Exercise instructions: Output all the data exactly. Pictures do not belong in the copy.

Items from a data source

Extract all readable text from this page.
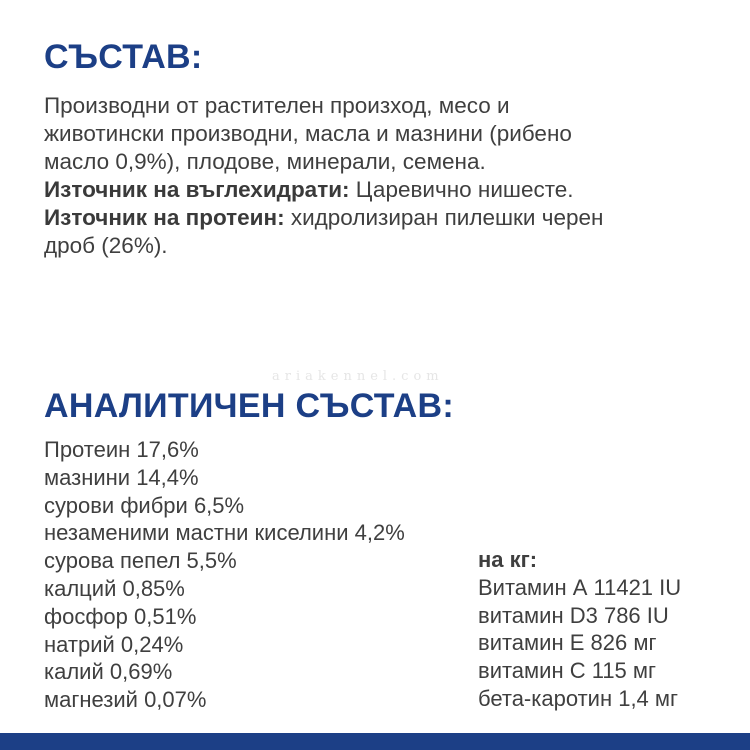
СЪСТАВ:
Производни от растителен произход, месо и
животински производни, масла и мазнини (рибено
масло 0,9%), плодове, минерали, семена.
Източник на въглехидрати: Царевично нишесте.
Източник на протеин: хидролизиран пилешки черен
дроб (26%).
ariakennel.com
АНАЛИТИЧЕН СЪСТАВ:
Протеин 17,6%
мазнини 14,4%
сурови фибри 6,5%
незаменими мастни киселини 4,2%
сурова пепел 5,5%
калций 0,85%
фосфор 0,51%
натрий 0,24%
калий 0,69%
магнезий 0,07%
на кг:
Витамин А 11421 IU
витамин D3 786 IU
витамин Е 826 мг
витамин С 115 мг
бета-каротин 1,4 мг
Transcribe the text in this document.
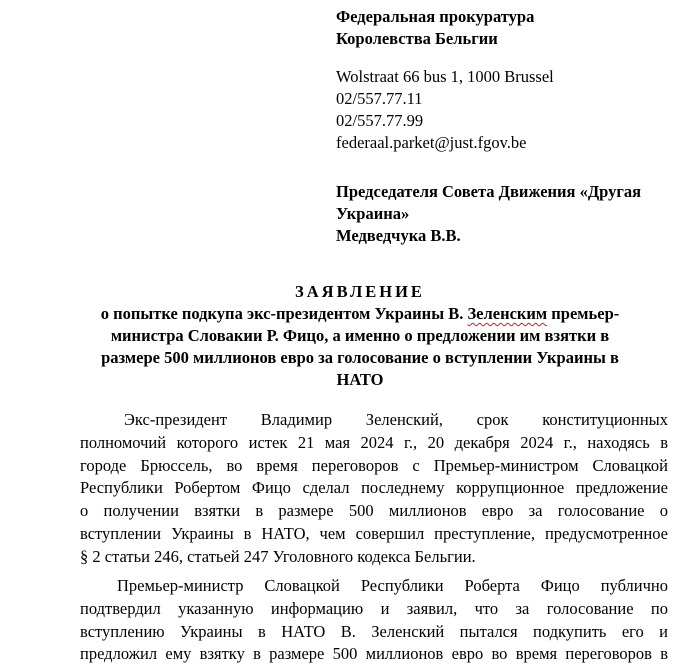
Федеральная прокуратура
Королевства Бельгии
Wolstraat 66 bus 1, 1000 Brussel
02/557.77.11
02/557.77.99
federaal.parket@just.fgov.be
Председателя Совета Движения «Другая
Украина»
Медведчука В.В.
ЗАЯВЛЕНИЕ
о попытке подкупа экс-президентом Украины В. Зеленским премьер-
министра Словакии Р. Фицо, а именно о предложении им взятки в
размере 500 миллионов евро за голосование о вступлении Украины в
НАТО
Экс-президент Владимир Зеленский, срок конституционных
полномочий которого истек 21 мая 2024 г., 20 декабря 2024 г., находясь в
городе Брюссель, во время переговоров с Премьер-министром Словацкой
Республики Робертом Фицо сделал последнему коррупционное предложение
о получении взятки в размере 500 миллионов евро за голосование о
вступлении Украины в НАТО, чем совершил преступление, предусмотренное
§ 2 статьи 246, статьей 247 Уголовного кодекса Бельгии.
Премьер-министр Словацкой Республики Роберта Фицо публично
подтвердил указанную информацию и заявил, что за голосование по
вступлению Украины в НАТО В. Зеленский пытался подкупить его и
предложил ему взятку в размере 500 миллионов евро во время переговоров в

Output below:
Extract all readable text from this page.
СЪСТАВ:
Производни от растителен произход, месо и
животински производни, масла и мазнини (рибено
масло 0,9%), плодове, минерали, семена.
Източник на въглехидрати: Царевично нишесте.
Източник на протеин: хидролизиран пилешки черен
дроб (26%).
ariakennel.com
АНАЛИТИЧЕН СЪСТАВ:
Протеин 17,6%
мазнини 14,4%
сурови фибри 6,5%
незаменими мастни киселини 4,2%
сурова пепел 5,5%
калций 0,85%
фосфор 0,51%
натрий 0,24%
калий 0,69%
магнезий 0,07%
на кг:
Витамин А 11421 IU
витамин D3 786 IU
витамин Е 826 мг
витамин С 115 мг
бета-каротин 1,4 мг
Transcribe the text in this document.
Федеральная прокуратура
Королевства Бельгии
Wolstraat 66 bus 1, 1000 Brussel
02/557.77.11
02/557.77.99
federaal.parket@just.fgov.be
Председателя Совета Движения «Другая
Украина»
Медведчука В.В.
ЗАЯВЛЕНИЕ
о попытке подкупа экс-президентом Украины В. Зеленским премьер-
министра Словакии Р. Фицо, а именно о предложении им взятки в
размере 500 миллионов евро за голосование о вступлении Украины в
НАТО
Экс-президент Владимир Зеленский, срок конституционных
полномочий которого истек 21 мая 2024 г., 20 декабря 2024 г., находясь в
городе Брюссель, во время переговоров с Премьер-министром Словацкой
Республики Робертом Фицо сделал последнему коррупционное предложение
о получении взятки в размере 500 миллионов евро за голосование о
вступлении Украины в НАТО, чем совершил преступление, предусмотренное
§ 2 статьи 246, статьей 247 Уголовного кодекса Бельгии.
Премьер-министр Словацкой Республики Роберта Фицо публично
подтвердил указанную информацию и заявил, что за голосование по
вступлению Украины в НАТО В. Зеленский пытался подкупить его и
предложил ему взятку в размере 500 миллионов евро во время переговоров в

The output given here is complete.